Stated exercise: Please reproduce the post on clustered indexes below word for word, everything from "I asked  a question" down to "added more sources.".

I asked  a question last week.. but I am not sure I successfully put my idea across(http://www.experts-exchange.com/Microsoft/Development/MS-SQL-Server/SQL-Server-2005/Q_26831283.html)

I would like to re introduce the question, but this time I have added more sources.

Most documentation says to put the clustered index on the Primark Key....

However, after reading SQL Server 2008 Query Performance Tuning Distilled (Apress) page 118 it suggests putting a unique non-clustered index on the Primary Key.

This idea is also mentioned in SQL Server 2005 Performance Tuning (Wrox) page 234 and Inside Microsoft SQL Server 2005 Query Tuning and Optimization (Microsoft) 232.

Does anybody have any comments on not using the clustered index on an IDENTITY(1,1) INT Primary Key column?

Source data:
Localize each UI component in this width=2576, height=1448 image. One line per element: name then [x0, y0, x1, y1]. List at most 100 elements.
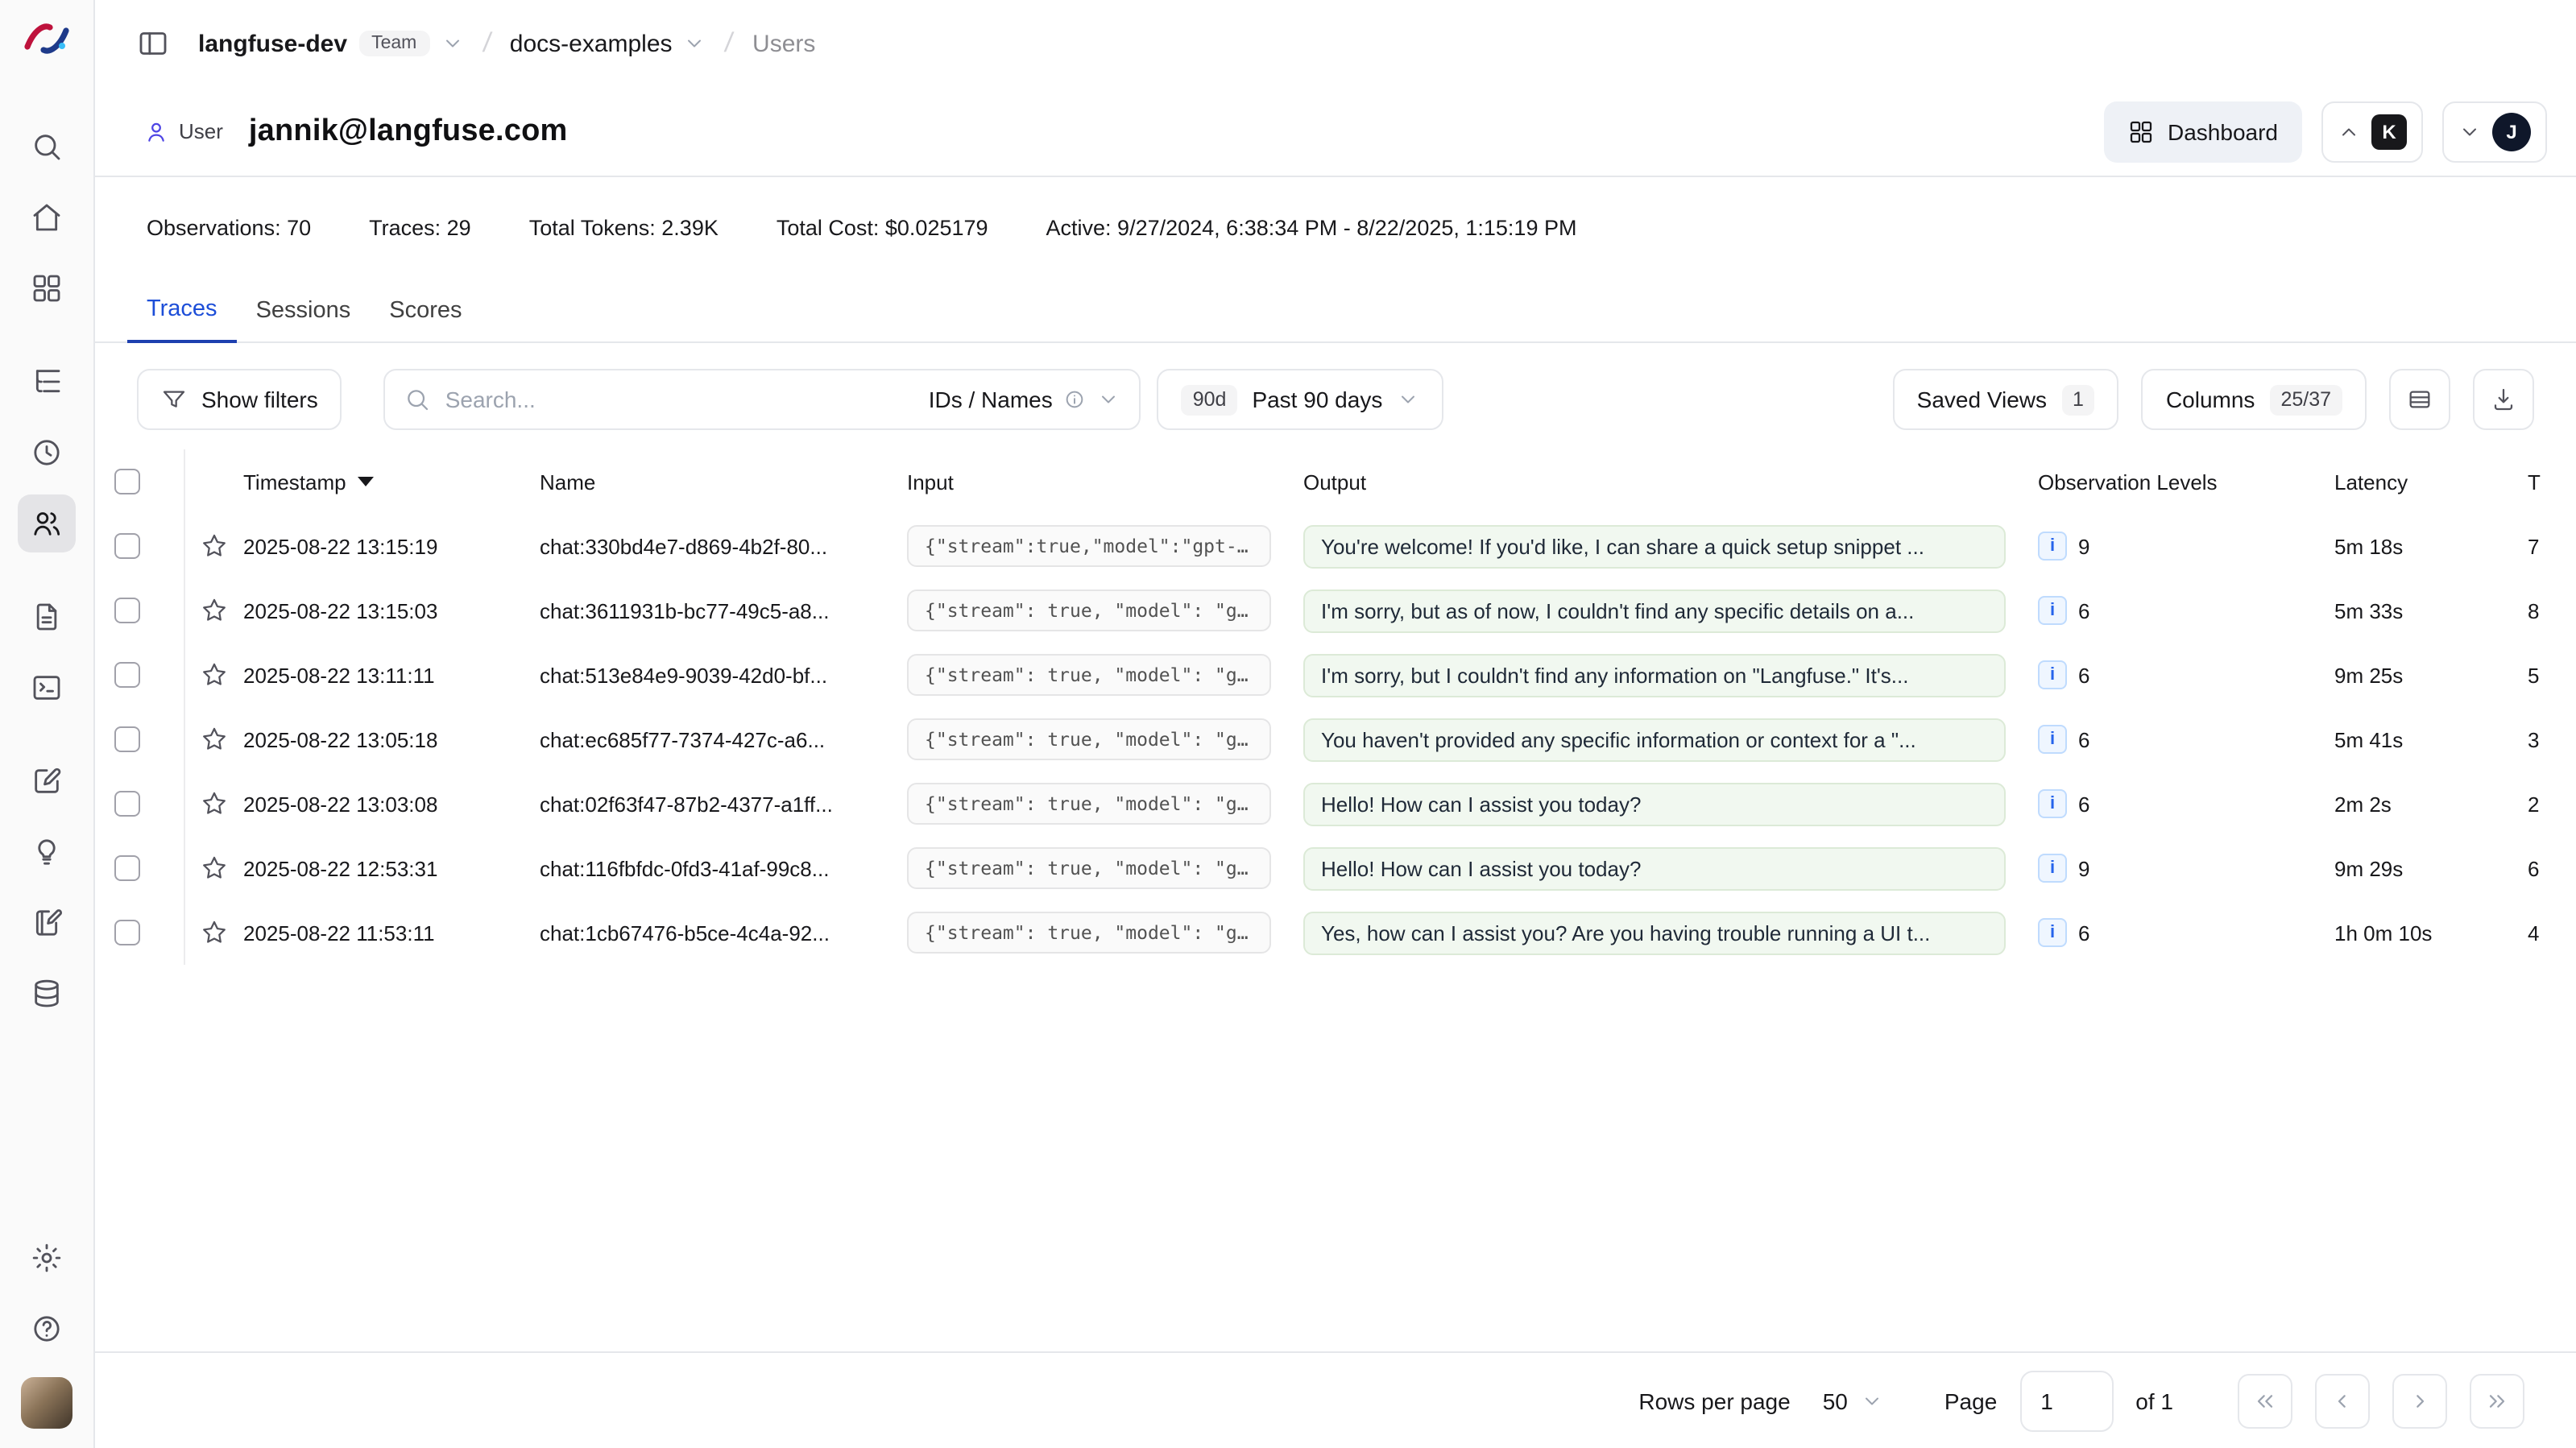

Answer to this exercise:
I asked  a question last week.. but I am not sure I successfully put my idea across(http://www.experts-exchange.com/Microsoft/Development/MS-SQL-Server/SQL-Server-2005/Q_26831283.html)

I would like to re introduce the question, but this time I have added more sources.